### What the exercise asks
Where a line contains the string "icon", copy that line.

### Supplied information
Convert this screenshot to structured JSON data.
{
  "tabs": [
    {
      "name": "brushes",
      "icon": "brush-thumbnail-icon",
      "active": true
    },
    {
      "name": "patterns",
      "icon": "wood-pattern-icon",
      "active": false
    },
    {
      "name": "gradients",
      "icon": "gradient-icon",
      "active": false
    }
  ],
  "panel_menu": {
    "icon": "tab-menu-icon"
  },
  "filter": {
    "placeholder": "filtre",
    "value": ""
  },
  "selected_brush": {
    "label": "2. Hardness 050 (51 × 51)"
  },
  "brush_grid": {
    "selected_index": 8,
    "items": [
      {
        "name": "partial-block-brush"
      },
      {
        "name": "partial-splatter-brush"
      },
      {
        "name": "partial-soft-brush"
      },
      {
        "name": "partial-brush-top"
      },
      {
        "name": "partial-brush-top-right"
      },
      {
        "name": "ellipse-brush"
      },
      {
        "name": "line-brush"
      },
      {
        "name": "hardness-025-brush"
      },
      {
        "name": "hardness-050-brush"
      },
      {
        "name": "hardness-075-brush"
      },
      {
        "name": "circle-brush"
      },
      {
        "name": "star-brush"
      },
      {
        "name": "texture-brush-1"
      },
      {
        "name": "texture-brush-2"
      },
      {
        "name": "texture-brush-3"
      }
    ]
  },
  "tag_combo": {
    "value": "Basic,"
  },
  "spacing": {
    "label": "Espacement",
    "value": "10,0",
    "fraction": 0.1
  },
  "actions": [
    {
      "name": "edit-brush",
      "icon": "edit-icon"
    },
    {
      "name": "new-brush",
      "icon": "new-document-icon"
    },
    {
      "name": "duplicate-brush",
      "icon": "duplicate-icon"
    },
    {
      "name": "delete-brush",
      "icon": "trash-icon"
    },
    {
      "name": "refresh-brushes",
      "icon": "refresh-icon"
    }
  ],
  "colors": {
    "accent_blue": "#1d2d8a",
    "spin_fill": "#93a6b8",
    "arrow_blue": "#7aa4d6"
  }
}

### Completed exercise
      "icon": "brush-thumbnail-icon",
      "icon": "wood-pattern-icon",
      "icon": "gradient-icon",
    "icon": "tab-menu-icon"
      "icon": "edit-icon"
      "icon": "new-document-icon"
      "icon": "duplicate-icon"
      "icon": "trash-icon"
      "icon": "refresh-icon"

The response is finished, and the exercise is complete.